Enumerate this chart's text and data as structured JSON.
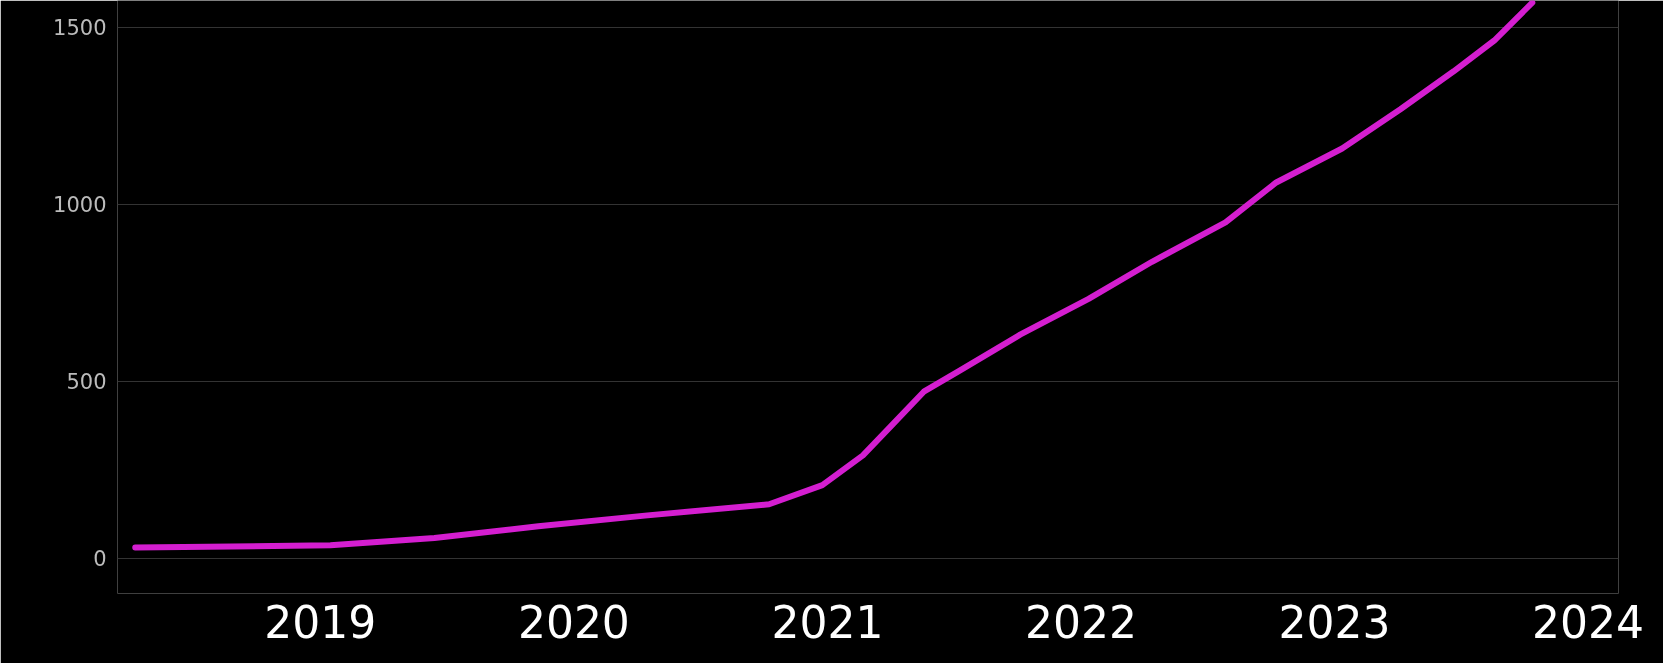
{
  "chart_data": {
    "type": "line",
    "x": [
      2018.27,
      2019.04,
      2019.45,
      2019.86,
      2020.28,
      2020.77,
      2020.98,
      2021.14,
      2021.26,
      2021.38,
      2021.52,
      2021.76,
      2022.03,
      2022.28,
      2022.57,
      2022.77,
      2023.03,
      2023.26,
      2023.47,
      2023.63,
      2023.78
    ],
    "series": [
      {
        "color": "#d41ed0",
        "values": [
          30,
          36,
          57,
          90,
          120,
          152,
          206,
          290,
          380,
          470,
          529,
          631,
          732,
          837,
          948,
          1061,
          1157,
          1268,
          1375,
          1462,
          1569
        ]
      }
    ],
    "xlim": [
      2018.2,
      2024.12
    ],
    "ylim": [
      -100,
      1575
    ],
    "xticks": [
      2019,
      2020,
      2021,
      2022,
      2023,
      2024
    ],
    "yticks": [
      0,
      500,
      1000,
      1500
    ],
    "grid": "y",
    "marker": "none",
    "line_style": "solid"
  }
}
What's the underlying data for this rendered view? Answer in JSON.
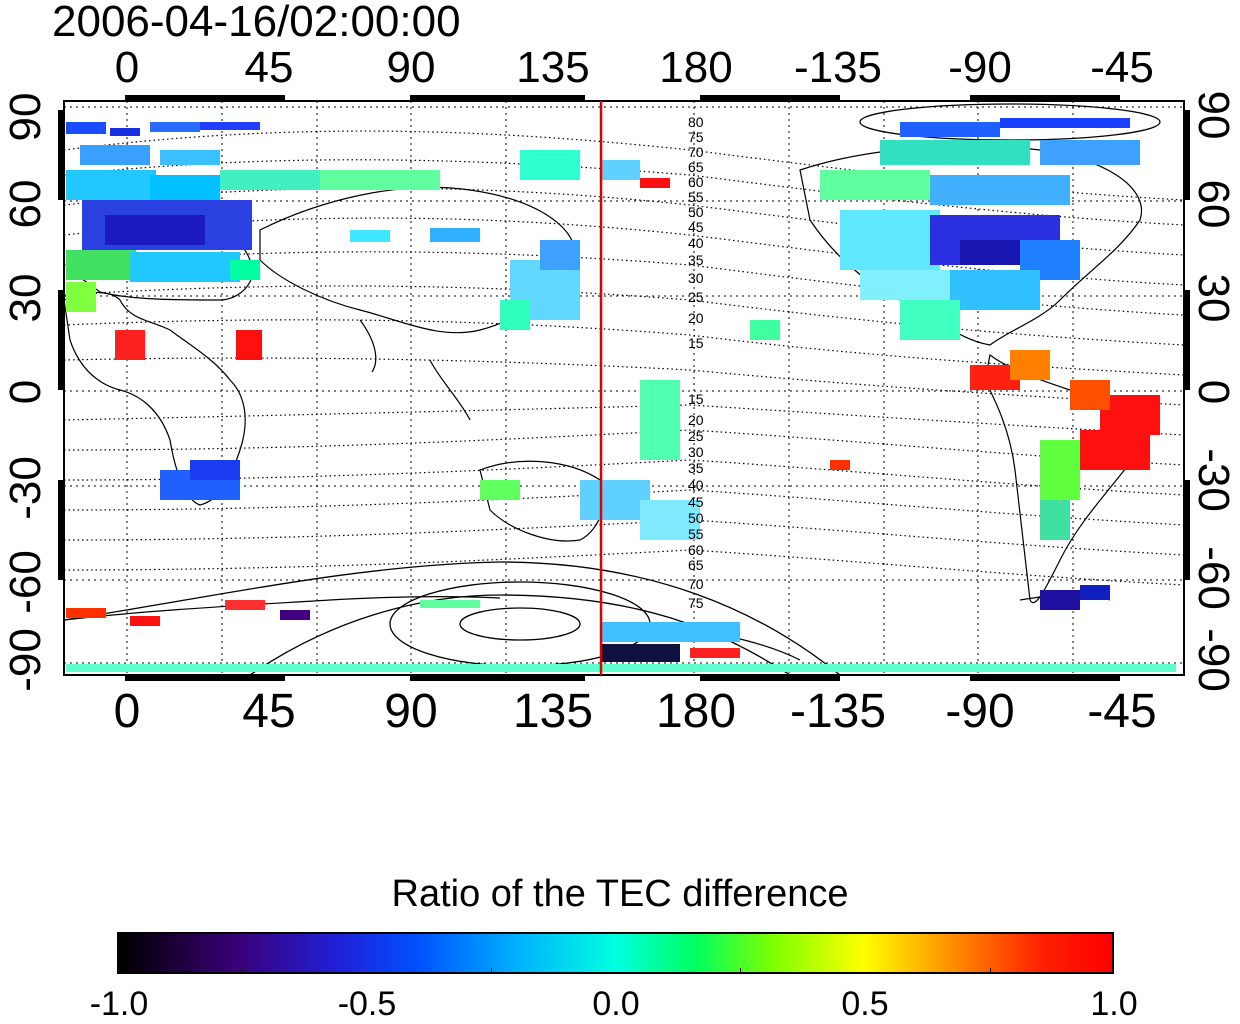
{
  "title": "2006-04-16/02:00:00",
  "map": {
    "top_lon_labels": [
      "0",
      "45",
      "90",
      "135",
      "180",
      "-135",
      "-90",
      "-45"
    ],
    "bottom_lon_labels": [
      "0",
      "45",
      "90",
      "135",
      "180",
      "-135",
      "-90",
      "-45"
    ],
    "left_lat_labels": [
      "90",
      "60",
      "30",
      "0",
      "-30",
      "-60",
      "-90"
    ],
    "right_lat_labels": [
      "90",
      "60",
      "30",
      "0",
      "-30",
      "-60",
      "-90"
    ],
    "contour_labels_north": [
      "80",
      "75",
      "70",
      "65",
      "60",
      "55",
      "50",
      "45",
      "40",
      "35",
      "30",
      "25",
      "20",
      "15"
    ],
    "contour_labels_south": [
      "15",
      "20",
      "25",
      "30",
      "35",
      "40",
      "45",
      "50",
      "55",
      "60",
      "65",
      "70",
      "75"
    ],
    "meridian_marker_color": "#e00000"
  },
  "colorbar": {
    "title": "Ratio of the TEC difference",
    "ticks": [
      "-1.0",
      "-0.5",
      "0.0",
      "0.5",
      "1.0"
    ]
  }
}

■ ■ ■ ■

**EXERCISE DIRECTIONS:**
Reply with only the number of lines in the entries that contain the word "this".

**THE COMPLETED TASK:**
2